◆ Exercise requirements
Only the run of lines from the one containing "Read this page and output its text content." through the last line should be returned, exactly as written.
○ ○ ○
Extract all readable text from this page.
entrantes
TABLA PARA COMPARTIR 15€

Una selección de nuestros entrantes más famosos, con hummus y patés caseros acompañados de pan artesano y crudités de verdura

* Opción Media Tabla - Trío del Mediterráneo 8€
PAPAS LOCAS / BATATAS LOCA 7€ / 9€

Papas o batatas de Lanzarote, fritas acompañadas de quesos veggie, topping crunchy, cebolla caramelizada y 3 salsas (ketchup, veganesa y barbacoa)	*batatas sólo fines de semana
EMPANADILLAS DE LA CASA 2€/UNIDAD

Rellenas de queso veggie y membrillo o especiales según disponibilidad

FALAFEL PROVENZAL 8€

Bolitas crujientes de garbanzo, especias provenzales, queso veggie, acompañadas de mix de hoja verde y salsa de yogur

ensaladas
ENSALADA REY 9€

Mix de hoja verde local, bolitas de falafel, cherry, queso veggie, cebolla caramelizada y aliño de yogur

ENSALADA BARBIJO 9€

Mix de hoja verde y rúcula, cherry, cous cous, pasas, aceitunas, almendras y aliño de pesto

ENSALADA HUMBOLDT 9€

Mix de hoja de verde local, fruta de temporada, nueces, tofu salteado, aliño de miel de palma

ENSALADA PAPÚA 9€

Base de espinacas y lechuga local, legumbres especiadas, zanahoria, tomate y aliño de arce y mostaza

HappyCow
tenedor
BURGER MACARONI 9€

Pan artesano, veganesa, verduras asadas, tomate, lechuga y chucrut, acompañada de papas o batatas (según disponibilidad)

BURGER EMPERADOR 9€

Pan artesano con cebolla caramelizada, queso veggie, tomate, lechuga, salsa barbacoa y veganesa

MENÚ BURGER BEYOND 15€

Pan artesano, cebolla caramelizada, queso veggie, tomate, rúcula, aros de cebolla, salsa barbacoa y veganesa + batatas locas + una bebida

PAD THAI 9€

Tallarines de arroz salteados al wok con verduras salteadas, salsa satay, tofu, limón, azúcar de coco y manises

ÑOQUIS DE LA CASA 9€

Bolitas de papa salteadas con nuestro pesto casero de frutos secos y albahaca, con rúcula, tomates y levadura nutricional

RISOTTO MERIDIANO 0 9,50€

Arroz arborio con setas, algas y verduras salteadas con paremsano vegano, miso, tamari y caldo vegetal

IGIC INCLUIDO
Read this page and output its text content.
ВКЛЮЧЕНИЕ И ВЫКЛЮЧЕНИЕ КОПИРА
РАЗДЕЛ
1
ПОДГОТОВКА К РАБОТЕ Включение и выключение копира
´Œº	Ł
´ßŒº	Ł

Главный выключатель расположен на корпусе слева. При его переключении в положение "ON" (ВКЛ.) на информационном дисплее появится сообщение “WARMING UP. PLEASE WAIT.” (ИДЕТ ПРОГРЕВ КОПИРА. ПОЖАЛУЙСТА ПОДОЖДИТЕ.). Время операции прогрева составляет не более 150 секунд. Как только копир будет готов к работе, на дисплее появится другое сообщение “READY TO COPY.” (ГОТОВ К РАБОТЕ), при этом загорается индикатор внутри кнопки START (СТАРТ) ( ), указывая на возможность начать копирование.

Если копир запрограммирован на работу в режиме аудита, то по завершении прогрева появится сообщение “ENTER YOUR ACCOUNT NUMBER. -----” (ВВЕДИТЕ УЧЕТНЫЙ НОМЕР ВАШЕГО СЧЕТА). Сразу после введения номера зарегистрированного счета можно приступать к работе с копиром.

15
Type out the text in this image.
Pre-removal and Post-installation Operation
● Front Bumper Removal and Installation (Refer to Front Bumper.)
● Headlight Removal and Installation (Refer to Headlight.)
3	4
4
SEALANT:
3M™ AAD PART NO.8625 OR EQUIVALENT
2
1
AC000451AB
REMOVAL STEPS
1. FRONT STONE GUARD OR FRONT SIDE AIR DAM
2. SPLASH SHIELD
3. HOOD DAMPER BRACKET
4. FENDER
○ ○ ○
◆ Final result
Read this page and output its text content.
ВКЛЮЧЕНИЕ И ВЫКЛЮЧЕНИЕ КОПИРА
РАЗДЕЛ
1
ПОДГОТОВКА К РАБОТЕ Включение и выключение копира
´Œº	Ł
´ßŒº	Ł

Главный выключатель расположен на корпусе слева. При его переключении в положение "ON" (ВКЛ.) на информационном дисплее появится сообщение “WARMING UP. PLEASE WAIT.” (ИДЕТ ПРОГРЕВ КОПИРА. ПОЖАЛУЙСТА ПОДОЖДИТЕ.). Время операции прогрева составляет не более 150 секунд. Как только копир будет готов к работе, на дисплее появится другое сообщение “READY TO COPY.” (ГОТОВ К РАБОТЕ), при этом загорается индикатор внутри кнопки START (СТАРТ) ( ), указывая на возможность начать копирование.

Если копир запрограммирован на работу в режиме аудита, то по завершении прогрева появится сообщение “ENTER YOUR ACCOUNT NUMBER. -----” (ВВЕДИТЕ УЧЕТНЫЙ НОМЕР ВАШЕГО СЧЕТА). Сразу после введения номера зарегистрированного счета можно приступать к работе с копиром.

15
Type out the text in this image.
Pre-removal and Post-installation Operation
● Front Bumper Removal and Installation (Refer to Front Bumper.)
● Headlight Removal and Installation (Refer to Headlight.)
3	4
4
SEALANT:
3M™ AAD PART NO.8625 OR EQUIVALENT
2
1
AC000451AB
REMOVAL STEPS
1. FRONT STONE GUARD OR FRONT SIDE AIR DAM
2. SPLASH SHIELD
3. HOOD DAMPER BRACKET
4. FENDER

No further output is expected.